== MATERIAL FOR THIS TASK ==
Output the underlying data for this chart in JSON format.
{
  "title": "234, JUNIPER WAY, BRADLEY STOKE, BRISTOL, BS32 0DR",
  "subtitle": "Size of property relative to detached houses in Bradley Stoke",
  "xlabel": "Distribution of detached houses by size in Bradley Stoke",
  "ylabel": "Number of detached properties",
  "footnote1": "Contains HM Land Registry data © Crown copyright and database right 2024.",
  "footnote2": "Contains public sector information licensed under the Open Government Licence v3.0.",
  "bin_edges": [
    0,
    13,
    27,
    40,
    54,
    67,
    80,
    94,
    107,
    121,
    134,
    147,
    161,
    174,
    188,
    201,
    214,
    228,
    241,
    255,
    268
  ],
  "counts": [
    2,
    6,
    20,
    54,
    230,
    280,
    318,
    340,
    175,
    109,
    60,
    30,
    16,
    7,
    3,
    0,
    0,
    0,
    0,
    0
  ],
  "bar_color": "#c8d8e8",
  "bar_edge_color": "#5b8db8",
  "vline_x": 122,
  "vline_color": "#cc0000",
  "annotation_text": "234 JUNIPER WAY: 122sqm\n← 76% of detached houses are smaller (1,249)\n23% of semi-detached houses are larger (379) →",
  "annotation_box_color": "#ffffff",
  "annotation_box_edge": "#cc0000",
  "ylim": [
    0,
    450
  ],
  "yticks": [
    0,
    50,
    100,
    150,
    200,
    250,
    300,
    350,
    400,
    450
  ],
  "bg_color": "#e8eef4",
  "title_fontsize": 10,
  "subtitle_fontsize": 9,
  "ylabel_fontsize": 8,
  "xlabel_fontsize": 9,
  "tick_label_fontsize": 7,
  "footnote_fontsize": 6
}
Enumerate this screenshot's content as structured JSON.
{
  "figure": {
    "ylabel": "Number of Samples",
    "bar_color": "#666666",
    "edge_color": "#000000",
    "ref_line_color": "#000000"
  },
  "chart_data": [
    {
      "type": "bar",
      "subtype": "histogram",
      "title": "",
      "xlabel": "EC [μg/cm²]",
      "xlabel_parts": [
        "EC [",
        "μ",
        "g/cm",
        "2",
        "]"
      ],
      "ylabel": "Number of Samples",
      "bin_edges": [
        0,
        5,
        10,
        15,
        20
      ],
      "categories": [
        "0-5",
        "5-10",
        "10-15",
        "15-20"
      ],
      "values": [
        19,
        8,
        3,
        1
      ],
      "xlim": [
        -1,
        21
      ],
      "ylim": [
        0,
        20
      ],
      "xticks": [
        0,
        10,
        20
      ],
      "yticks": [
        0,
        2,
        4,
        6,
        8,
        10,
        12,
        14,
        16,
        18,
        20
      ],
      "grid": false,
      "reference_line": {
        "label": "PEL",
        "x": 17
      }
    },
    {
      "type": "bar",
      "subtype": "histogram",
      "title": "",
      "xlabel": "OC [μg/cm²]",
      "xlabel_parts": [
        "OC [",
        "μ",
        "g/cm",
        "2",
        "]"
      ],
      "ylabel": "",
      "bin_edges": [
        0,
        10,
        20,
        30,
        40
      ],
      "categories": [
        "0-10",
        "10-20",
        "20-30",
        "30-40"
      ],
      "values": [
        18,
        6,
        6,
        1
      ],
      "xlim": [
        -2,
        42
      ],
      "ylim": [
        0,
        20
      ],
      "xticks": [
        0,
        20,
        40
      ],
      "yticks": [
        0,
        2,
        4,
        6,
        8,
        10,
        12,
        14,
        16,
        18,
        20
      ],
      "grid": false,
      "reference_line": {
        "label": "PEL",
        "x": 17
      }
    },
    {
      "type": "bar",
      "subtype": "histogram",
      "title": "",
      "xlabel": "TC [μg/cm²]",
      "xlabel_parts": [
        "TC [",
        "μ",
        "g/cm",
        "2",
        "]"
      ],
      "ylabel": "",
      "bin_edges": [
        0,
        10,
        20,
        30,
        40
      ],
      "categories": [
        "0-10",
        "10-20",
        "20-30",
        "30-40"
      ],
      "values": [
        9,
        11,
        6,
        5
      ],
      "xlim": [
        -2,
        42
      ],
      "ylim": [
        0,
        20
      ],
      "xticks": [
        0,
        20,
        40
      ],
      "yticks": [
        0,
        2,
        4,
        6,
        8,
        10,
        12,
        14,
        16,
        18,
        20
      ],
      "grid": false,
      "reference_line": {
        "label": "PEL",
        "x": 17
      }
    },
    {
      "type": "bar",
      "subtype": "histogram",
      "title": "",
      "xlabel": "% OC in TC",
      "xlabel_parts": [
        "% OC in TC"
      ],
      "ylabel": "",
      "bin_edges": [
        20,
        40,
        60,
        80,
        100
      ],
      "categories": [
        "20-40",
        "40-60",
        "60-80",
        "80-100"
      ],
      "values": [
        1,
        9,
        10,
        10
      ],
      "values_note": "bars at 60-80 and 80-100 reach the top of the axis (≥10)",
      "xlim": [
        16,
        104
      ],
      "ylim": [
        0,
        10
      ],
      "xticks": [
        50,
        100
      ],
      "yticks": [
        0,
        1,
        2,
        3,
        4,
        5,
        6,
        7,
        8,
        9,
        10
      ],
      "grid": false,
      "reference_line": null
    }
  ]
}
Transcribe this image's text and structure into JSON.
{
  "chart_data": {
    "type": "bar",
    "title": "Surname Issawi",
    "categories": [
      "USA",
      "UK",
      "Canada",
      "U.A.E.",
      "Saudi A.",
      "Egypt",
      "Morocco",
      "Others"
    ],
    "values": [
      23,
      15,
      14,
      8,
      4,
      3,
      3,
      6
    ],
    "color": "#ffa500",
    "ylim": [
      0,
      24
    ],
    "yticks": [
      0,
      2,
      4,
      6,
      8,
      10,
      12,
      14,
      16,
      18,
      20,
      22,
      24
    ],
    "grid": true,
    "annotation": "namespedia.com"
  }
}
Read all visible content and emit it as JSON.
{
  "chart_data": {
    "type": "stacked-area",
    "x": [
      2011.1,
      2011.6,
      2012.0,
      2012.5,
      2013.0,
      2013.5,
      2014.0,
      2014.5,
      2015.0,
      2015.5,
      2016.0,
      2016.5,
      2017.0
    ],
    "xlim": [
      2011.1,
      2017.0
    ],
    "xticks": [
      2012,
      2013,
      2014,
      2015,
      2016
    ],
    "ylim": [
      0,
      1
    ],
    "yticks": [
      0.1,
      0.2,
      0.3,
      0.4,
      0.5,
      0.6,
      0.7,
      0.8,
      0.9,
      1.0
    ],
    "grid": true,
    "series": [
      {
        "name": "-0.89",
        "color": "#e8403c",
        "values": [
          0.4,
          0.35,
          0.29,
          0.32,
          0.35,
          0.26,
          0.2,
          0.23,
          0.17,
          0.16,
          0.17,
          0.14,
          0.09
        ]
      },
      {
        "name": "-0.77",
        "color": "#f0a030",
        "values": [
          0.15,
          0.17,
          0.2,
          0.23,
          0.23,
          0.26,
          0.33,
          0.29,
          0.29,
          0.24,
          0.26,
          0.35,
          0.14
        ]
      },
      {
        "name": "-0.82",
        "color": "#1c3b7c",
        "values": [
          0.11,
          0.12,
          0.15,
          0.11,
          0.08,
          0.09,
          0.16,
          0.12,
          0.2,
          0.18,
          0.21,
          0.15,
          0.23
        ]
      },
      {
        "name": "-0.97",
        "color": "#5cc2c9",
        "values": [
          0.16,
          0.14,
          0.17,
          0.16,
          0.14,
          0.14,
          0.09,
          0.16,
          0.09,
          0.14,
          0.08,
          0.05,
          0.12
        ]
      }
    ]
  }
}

== EXERCISE BRIEF ==
Go through the records and pull out each line that includes the word "houses".

== ANSWER FOR THIS EXERCISE ==
  "subtitle": "Size of property relative to detached houses in Bradley Stoke",
  "xlabel": "Distribution of detached houses by size in Bradley Stoke",
  "annotation_text": "234 JUNIPER WAY: 122sqm\n← 76% of detached houses are smaller (1,249)\n23% of semi-detached houses are larger (379) →",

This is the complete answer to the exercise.